__PROBLEM STATEMENT__.
From the listing below, extract every line that contains the word "собаки".
%%
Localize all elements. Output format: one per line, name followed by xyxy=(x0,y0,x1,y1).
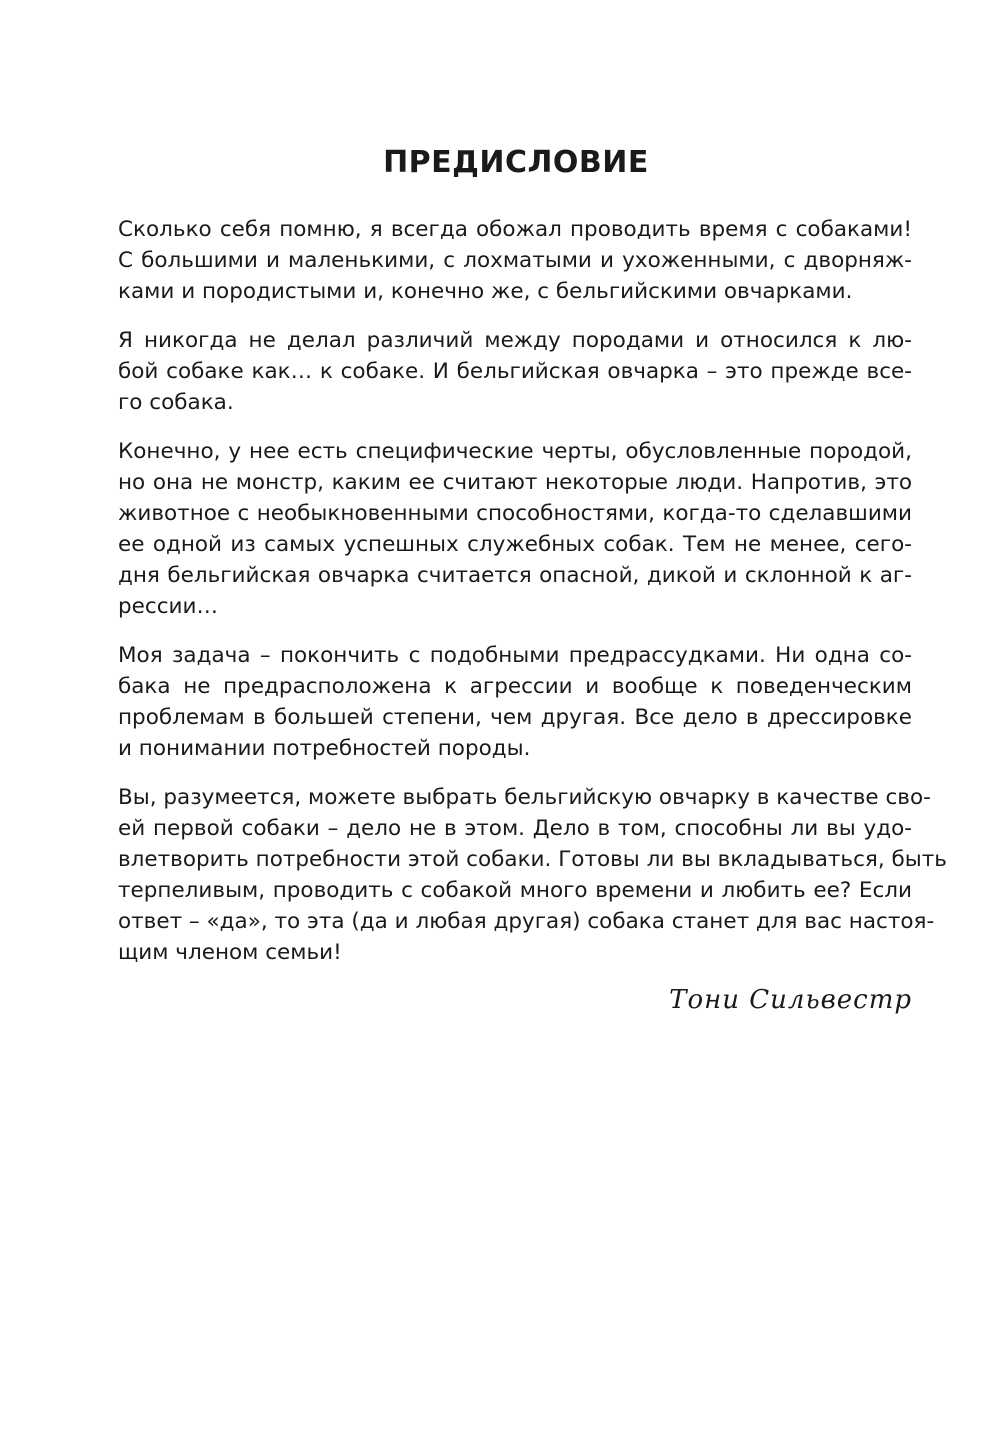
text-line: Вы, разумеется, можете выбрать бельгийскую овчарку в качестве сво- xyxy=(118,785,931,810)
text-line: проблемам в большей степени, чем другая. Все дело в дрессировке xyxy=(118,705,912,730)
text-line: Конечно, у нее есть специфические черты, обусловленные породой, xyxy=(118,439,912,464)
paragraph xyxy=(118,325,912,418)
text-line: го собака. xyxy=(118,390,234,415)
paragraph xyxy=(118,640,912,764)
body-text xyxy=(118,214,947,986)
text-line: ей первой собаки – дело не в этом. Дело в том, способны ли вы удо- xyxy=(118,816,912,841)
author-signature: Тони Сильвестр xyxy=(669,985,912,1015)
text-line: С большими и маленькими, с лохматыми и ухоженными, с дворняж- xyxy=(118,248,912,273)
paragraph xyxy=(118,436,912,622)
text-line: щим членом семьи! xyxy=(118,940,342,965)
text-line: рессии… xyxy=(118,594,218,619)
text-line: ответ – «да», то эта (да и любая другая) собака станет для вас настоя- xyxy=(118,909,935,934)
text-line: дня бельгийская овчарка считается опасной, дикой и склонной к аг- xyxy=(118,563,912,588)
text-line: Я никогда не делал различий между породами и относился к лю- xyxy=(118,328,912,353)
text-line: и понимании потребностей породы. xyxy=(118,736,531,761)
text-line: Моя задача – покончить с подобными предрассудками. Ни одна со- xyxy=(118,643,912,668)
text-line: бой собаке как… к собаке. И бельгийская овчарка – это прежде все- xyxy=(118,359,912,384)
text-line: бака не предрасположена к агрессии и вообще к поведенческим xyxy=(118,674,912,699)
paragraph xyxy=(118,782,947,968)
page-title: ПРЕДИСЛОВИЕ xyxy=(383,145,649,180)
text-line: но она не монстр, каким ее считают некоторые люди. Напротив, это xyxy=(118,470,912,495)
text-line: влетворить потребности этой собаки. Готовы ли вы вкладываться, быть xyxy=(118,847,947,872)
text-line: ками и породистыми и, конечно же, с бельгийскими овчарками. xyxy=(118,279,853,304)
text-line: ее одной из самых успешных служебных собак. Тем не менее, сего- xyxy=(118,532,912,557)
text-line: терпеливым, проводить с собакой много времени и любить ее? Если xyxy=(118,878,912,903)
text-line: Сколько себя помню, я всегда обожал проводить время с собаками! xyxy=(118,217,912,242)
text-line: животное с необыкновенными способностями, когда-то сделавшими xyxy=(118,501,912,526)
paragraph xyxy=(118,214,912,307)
%%
__SOLUTION TO THE EXERCISE__.
text-line: ей первой собаки – дело не в этом. Дело в том, способны ли вы удо- xyxy=(118,816,912,841)
text-line: влетворить потребности этой собаки. Готовы ли вы вкладываться, быть xyxy=(118,847,947,872)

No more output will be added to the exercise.